LK de l’Hôtel Moscou – Xanadu

C’est via zo. de l’Abcdr que j’ai entendu parler pour la première fois de LK de l’Hotel Moscou, dans un des bilans annuels du site – je crois que c’était en 2015. Il parlait de l’album San Francisco, sorti cette année là, et je m’étais mangé une jolie gifle en découvrant les ambiances lugubres, la profonde douleur et les quelques rayons de lumière qui habitent ce très bon disque. Par la suite, j’ai gardé une oreille sur la carrière du rappeur aujourd’hui basé à Londres et très actif dans l’underground francophone – on l’a entendu avec Sameer Ahmad, Moïse The Dude et Yuri J notamment, et il semble avoir noué avec chacun d’entre eux une relation artistique qui dépasse de loin le simple cadre des featurings de convenance. Tous les quatre, malgré la profonde singularité de leurs œuvres respectives, ont en commun de proposer une musique complexe, mature, et affranchie des carcans esthétiques du game : à trente ou quarante ans, je suppose qu’on a plus le temps de se demander ce qui plaît aux labels ou ce qui va marcher sur Tik Tok.
• • • • •
» Travail à faire:
1) Dressez la liste des artistes avec lesquels, d’après le texte sur LK de l’Hôtel Moscou, on a entendu ce rappeur.
2) Dans quelle ville le rappeur est-il aujourd’hui basé, selon le texte sur LK de l’Hôtel Moscou ?

» Données fournies:
• • • • •
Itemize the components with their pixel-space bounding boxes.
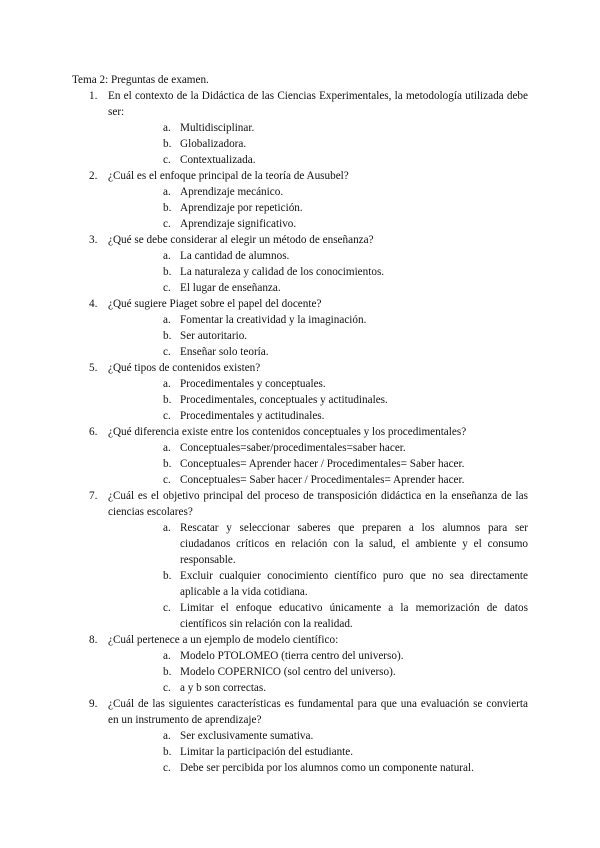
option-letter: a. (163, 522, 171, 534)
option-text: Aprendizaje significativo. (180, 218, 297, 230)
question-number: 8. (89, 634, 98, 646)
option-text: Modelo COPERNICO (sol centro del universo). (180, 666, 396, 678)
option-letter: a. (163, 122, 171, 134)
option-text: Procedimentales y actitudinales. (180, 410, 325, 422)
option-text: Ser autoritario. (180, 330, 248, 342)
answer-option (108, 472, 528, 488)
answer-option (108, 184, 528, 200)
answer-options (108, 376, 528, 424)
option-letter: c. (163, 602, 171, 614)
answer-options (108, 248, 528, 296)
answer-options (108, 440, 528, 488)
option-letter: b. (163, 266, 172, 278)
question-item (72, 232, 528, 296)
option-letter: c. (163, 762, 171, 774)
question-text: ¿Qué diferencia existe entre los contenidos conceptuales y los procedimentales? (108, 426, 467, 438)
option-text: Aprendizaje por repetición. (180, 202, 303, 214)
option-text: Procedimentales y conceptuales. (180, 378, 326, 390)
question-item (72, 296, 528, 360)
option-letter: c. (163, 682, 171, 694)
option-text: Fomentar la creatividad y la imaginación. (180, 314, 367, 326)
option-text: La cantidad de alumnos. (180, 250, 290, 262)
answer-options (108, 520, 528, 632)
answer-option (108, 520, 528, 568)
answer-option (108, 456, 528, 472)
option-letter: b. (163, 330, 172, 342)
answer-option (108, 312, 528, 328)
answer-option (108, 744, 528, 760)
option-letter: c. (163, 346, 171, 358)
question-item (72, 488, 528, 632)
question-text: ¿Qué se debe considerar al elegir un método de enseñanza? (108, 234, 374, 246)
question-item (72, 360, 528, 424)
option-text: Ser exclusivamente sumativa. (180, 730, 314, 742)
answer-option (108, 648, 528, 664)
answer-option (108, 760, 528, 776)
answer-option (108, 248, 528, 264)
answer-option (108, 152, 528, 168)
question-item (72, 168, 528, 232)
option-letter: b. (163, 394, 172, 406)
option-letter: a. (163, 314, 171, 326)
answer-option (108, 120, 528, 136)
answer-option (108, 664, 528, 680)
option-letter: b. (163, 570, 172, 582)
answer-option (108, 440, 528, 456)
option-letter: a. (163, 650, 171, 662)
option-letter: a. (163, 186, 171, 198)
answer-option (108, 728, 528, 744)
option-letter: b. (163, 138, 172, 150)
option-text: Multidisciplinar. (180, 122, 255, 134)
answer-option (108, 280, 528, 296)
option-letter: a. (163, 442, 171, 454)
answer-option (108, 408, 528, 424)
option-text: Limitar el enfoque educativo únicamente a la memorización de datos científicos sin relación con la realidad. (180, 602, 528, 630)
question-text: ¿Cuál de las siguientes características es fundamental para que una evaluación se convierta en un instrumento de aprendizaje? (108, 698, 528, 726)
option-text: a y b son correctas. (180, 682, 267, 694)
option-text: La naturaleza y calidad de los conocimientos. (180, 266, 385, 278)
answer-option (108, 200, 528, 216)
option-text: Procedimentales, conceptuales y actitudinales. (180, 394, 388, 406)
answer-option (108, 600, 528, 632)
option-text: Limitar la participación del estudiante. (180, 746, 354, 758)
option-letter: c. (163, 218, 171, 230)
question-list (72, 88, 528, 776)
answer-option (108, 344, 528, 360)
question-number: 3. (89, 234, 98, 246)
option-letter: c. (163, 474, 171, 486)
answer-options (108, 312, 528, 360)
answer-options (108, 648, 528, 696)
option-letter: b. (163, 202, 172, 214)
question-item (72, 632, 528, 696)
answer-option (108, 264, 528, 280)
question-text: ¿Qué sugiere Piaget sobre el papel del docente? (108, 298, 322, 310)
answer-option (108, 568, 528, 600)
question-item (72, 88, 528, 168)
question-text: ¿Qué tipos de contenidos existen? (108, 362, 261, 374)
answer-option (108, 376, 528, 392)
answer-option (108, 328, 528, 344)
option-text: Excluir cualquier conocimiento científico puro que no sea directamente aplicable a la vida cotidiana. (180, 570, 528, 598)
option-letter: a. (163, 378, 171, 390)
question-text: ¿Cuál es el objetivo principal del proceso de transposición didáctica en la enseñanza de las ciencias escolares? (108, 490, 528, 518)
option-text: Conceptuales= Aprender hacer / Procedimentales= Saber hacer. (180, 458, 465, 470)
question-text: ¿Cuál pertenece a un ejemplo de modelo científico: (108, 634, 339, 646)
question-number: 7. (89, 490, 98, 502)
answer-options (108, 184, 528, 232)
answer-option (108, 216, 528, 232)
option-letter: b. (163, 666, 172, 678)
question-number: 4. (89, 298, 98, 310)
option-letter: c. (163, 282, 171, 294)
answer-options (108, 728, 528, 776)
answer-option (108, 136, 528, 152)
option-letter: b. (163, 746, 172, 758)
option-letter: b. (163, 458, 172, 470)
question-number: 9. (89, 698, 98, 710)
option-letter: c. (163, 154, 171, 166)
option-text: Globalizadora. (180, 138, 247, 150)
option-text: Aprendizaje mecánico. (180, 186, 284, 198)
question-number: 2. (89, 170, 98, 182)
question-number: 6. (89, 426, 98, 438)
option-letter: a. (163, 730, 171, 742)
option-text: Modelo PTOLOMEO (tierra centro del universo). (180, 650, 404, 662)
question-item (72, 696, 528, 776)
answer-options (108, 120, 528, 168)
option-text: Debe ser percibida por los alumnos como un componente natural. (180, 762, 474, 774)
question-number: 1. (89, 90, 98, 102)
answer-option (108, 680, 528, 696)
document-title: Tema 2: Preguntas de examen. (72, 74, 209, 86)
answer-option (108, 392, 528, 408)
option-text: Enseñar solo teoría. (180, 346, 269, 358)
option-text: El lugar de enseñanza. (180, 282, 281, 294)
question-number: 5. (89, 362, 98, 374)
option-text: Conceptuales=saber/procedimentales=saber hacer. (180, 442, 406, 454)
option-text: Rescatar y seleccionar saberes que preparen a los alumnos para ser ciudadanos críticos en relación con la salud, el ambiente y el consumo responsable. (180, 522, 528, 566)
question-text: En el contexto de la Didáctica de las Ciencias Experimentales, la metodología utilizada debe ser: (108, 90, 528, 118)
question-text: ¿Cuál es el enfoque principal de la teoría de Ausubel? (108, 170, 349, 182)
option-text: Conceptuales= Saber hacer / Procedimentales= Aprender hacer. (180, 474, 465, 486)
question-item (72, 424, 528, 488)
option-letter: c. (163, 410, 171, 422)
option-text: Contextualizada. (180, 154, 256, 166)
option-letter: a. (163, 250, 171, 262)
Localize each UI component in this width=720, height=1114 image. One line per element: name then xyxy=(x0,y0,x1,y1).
• • • • •
» Solutions ci-dessous:
1) Sameer Ahmad, Moïse The Dude, Yuri J

2) Il est basé à Londres.